Records for this exercise

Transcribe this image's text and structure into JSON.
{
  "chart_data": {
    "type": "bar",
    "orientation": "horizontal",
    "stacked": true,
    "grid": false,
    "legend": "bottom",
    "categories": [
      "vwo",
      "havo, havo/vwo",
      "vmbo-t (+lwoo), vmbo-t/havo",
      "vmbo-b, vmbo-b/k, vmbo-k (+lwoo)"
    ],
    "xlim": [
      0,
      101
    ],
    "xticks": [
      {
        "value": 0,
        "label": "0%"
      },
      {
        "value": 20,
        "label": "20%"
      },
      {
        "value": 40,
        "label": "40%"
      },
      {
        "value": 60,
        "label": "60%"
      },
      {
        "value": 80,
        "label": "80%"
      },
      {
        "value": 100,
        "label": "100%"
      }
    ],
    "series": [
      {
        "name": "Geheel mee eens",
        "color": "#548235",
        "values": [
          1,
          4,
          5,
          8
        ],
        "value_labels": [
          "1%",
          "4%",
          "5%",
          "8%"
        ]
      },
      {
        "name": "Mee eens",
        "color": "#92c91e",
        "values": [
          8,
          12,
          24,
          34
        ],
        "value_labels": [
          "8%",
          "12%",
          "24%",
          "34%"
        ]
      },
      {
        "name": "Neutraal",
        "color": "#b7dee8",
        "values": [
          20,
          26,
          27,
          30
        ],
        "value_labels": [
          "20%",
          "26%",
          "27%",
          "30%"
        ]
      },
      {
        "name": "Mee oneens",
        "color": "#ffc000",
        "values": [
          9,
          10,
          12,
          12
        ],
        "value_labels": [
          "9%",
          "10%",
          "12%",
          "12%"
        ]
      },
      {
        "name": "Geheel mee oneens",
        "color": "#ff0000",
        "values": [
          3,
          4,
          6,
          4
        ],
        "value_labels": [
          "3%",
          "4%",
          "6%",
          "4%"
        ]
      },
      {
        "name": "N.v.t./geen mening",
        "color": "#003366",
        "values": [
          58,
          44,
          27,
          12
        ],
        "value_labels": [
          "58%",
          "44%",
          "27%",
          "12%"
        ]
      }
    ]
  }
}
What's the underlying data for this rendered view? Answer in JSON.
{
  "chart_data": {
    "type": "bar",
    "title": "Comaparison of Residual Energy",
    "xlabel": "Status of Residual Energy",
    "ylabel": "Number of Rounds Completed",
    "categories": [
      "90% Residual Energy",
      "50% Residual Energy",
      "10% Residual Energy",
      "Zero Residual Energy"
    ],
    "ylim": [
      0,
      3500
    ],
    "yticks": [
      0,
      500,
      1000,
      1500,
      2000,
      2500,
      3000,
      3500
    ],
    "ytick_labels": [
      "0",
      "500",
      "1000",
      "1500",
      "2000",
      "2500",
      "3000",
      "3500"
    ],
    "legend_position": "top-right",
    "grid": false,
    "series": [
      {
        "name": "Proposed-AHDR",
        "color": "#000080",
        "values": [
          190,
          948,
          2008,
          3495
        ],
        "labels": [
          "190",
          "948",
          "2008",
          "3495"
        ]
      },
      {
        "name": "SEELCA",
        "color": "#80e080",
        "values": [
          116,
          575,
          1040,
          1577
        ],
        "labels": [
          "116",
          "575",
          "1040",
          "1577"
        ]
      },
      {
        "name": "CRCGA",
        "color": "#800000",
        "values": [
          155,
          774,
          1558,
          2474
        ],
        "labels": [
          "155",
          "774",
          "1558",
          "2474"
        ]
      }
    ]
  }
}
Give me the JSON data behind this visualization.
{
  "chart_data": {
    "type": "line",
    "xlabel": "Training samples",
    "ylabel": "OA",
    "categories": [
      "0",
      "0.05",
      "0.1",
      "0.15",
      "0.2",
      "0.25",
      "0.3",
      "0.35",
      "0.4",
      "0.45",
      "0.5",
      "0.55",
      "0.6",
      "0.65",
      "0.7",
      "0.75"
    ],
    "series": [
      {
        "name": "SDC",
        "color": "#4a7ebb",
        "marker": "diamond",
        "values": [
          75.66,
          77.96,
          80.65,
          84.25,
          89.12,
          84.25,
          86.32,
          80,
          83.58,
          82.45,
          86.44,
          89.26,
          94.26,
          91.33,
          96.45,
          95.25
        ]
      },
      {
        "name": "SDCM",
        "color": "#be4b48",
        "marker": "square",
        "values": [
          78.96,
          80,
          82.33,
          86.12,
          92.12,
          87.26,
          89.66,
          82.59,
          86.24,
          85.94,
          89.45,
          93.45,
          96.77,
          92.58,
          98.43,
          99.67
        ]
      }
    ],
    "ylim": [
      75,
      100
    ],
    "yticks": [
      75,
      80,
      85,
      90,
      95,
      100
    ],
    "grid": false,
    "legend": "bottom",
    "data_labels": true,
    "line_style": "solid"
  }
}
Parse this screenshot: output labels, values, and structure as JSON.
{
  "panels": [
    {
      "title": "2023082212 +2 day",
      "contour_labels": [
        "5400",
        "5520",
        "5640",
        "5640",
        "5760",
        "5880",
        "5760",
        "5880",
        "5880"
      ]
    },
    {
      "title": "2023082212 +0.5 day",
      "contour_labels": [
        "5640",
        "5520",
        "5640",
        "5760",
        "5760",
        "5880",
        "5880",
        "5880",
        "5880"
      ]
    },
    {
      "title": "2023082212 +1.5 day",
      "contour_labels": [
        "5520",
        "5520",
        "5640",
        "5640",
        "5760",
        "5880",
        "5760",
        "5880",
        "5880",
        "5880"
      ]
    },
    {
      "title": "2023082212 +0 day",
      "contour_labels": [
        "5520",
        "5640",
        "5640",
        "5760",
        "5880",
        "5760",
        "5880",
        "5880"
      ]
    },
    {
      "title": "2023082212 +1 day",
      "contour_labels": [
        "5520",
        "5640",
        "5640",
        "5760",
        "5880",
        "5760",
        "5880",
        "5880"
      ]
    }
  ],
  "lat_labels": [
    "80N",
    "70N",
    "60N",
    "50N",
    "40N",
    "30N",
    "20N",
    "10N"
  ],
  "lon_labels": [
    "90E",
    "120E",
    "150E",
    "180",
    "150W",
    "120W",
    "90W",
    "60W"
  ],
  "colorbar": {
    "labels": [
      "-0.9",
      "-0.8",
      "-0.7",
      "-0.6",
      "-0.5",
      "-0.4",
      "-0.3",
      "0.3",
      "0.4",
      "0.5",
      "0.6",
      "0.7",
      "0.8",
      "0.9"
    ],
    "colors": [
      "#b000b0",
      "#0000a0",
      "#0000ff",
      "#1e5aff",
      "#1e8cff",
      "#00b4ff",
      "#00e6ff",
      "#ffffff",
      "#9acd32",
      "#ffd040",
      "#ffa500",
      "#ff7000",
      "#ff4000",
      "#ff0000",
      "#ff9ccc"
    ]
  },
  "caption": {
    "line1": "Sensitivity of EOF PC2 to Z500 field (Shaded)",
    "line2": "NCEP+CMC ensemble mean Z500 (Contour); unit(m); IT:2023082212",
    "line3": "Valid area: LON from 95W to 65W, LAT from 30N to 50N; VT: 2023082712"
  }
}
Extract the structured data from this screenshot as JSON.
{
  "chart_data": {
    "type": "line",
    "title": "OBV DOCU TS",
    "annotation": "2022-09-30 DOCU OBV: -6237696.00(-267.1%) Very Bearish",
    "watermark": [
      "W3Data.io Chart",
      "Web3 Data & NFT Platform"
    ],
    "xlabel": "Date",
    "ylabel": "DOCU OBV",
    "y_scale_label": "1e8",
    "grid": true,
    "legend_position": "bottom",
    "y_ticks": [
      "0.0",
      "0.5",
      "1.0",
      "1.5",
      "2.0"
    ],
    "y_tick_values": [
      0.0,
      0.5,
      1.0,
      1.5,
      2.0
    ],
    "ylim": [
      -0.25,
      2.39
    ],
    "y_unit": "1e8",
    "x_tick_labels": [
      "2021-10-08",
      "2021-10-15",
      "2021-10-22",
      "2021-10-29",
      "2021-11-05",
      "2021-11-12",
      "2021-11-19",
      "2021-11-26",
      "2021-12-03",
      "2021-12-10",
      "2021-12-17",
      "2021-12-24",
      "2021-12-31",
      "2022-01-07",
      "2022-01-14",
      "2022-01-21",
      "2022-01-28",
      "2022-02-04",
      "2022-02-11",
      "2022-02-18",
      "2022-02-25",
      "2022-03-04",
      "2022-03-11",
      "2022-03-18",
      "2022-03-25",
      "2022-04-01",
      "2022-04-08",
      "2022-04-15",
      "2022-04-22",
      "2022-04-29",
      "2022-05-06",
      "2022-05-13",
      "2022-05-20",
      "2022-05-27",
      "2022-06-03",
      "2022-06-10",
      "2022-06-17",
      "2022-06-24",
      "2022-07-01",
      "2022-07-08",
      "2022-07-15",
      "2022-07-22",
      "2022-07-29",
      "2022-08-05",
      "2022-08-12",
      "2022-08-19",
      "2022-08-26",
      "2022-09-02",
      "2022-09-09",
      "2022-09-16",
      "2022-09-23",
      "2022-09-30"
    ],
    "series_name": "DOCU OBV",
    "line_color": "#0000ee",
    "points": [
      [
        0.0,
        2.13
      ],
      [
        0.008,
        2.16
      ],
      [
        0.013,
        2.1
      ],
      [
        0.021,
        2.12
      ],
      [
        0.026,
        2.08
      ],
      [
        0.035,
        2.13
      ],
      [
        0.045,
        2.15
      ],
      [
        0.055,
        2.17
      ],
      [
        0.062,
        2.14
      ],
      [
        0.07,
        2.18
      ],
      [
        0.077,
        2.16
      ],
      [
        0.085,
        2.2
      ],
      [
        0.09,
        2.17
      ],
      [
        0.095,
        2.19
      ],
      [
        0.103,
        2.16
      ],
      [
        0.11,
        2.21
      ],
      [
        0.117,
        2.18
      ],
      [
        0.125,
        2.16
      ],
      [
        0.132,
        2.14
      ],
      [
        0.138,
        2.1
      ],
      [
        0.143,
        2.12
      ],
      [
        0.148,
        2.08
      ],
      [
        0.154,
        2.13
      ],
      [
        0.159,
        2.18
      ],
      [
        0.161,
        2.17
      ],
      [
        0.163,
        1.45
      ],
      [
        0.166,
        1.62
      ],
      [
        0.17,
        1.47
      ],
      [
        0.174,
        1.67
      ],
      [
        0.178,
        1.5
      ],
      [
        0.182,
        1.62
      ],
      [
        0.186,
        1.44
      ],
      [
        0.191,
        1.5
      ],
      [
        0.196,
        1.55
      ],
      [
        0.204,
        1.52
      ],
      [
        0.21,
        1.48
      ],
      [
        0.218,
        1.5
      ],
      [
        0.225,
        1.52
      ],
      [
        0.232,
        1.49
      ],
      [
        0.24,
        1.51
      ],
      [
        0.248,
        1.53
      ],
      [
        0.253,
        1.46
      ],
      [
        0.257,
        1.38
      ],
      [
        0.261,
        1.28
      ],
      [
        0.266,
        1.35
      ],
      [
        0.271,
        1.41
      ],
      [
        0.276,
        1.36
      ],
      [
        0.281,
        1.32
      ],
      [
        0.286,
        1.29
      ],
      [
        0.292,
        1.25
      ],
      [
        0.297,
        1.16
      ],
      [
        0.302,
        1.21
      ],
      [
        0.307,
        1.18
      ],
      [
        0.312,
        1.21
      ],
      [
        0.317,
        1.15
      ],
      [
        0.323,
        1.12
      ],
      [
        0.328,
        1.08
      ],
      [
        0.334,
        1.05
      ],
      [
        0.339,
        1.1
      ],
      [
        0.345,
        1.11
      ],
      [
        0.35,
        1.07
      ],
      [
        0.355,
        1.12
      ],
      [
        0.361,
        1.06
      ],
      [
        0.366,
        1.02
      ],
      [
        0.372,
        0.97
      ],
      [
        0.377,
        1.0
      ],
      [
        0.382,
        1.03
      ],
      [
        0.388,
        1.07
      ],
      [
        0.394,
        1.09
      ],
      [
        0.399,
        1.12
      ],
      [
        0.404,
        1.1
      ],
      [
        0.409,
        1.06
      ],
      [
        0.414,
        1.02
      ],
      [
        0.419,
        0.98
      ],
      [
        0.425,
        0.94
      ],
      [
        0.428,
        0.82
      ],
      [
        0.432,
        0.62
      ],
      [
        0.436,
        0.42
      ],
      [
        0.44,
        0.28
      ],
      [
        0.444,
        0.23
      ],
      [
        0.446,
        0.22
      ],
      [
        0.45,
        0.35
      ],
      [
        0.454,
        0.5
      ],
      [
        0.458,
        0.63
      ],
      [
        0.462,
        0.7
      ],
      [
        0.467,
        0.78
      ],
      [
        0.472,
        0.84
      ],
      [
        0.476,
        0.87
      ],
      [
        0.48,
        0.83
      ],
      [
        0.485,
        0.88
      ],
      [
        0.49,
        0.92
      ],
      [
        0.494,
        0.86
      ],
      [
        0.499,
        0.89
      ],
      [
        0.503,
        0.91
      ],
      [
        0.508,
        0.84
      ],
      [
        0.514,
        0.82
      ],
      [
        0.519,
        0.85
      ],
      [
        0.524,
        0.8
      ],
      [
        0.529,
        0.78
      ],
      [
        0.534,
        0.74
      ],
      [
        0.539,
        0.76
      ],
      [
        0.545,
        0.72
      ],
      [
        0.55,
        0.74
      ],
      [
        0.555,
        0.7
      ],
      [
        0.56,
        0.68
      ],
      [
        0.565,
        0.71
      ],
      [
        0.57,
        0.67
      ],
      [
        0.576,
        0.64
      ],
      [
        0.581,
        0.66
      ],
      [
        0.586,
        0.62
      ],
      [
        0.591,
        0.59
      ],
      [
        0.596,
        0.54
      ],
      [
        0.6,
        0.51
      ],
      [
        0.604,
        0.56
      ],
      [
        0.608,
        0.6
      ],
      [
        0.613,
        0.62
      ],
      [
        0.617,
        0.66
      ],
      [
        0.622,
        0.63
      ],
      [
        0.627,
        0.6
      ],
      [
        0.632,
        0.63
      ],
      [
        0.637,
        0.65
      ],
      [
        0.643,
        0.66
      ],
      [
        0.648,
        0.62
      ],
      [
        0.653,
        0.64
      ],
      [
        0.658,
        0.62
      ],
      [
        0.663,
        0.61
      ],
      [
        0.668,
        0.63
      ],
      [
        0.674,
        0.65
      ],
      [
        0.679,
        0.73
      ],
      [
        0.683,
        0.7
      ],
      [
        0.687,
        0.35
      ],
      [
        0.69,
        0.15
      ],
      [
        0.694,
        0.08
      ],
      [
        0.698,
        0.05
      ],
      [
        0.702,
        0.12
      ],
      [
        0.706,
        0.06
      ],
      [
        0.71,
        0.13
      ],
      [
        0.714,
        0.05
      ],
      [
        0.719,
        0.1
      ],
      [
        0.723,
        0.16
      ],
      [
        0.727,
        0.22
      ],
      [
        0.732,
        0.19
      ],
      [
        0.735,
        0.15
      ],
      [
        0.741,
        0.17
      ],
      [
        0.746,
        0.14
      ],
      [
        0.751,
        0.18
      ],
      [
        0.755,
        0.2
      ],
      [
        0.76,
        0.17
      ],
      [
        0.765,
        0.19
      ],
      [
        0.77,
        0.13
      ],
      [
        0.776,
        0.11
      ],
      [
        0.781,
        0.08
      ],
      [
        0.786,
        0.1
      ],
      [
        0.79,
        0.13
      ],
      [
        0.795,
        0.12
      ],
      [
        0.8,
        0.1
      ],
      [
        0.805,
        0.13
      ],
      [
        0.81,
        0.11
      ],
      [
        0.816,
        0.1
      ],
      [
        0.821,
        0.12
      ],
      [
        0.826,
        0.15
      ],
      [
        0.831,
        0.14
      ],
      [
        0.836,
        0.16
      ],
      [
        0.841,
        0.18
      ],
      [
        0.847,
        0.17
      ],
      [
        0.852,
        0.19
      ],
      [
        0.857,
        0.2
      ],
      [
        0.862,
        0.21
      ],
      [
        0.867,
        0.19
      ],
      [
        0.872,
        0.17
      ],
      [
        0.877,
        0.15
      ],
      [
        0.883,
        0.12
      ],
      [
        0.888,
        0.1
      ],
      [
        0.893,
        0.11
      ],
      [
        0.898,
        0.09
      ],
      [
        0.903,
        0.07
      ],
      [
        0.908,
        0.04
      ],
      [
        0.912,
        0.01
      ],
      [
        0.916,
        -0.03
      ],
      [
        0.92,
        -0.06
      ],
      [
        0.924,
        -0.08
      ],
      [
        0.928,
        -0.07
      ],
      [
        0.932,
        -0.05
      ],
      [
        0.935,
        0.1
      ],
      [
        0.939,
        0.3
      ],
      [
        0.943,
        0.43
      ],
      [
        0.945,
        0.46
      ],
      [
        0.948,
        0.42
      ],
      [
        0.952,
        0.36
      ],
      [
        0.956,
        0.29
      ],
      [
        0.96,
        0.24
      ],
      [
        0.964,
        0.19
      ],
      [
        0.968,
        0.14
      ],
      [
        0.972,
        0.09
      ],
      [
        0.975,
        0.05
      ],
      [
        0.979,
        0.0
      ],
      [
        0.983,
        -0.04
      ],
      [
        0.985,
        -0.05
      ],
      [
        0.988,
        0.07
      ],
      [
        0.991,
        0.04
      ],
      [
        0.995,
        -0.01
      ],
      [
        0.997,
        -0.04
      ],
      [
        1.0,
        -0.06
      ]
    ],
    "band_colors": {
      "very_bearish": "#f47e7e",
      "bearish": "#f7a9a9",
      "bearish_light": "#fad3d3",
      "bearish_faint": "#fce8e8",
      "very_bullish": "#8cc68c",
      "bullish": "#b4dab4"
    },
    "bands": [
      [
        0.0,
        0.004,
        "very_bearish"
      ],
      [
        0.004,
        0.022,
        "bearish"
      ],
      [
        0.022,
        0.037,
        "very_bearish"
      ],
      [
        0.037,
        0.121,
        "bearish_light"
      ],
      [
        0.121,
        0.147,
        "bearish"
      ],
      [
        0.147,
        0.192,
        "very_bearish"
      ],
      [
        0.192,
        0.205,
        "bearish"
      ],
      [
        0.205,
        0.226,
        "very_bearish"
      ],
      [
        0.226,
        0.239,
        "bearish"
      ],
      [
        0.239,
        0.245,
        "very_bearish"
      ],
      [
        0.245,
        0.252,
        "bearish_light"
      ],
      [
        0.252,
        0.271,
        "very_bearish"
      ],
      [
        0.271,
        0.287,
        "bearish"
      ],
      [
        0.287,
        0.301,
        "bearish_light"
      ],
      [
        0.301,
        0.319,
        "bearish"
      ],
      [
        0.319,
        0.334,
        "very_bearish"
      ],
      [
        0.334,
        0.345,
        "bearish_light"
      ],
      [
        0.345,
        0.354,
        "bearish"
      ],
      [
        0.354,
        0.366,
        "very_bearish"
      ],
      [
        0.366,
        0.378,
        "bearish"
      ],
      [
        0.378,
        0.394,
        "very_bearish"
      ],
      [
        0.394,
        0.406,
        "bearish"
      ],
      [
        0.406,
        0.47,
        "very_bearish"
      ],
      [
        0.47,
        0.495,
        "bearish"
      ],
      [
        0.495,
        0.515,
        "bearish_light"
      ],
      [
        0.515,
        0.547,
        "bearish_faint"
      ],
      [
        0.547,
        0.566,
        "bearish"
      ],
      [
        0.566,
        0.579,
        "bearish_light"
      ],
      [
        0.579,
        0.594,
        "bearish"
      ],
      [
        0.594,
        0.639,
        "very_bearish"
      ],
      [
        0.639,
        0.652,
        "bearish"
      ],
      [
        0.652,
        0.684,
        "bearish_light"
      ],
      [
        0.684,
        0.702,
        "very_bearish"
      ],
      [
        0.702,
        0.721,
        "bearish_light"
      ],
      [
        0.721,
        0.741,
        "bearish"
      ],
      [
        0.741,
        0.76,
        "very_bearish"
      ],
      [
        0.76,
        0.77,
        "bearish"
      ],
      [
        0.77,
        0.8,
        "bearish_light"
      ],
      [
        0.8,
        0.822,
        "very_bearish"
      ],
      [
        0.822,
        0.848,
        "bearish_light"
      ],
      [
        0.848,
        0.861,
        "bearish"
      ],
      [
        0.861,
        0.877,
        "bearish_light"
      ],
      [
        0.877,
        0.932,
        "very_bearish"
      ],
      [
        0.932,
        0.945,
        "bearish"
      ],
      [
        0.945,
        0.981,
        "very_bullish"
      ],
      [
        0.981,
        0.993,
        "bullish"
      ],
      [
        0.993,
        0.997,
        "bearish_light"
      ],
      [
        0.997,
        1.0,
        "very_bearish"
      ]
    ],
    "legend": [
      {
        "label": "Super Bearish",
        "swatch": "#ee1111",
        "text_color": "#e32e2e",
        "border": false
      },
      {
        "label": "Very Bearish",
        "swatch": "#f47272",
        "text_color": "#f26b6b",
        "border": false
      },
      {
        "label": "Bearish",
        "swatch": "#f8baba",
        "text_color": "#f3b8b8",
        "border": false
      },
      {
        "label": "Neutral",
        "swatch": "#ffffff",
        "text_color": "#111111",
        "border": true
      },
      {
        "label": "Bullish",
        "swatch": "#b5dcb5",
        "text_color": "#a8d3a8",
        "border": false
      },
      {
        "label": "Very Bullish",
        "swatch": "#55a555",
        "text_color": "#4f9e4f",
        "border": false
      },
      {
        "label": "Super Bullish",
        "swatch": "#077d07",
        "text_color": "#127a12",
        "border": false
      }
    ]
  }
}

Problem to solve
Among the lines of the material, find those that hold the word "Super" and copy them.

Reply to the task
        "label": "Super Bearish",
        "label": "Super Bullish",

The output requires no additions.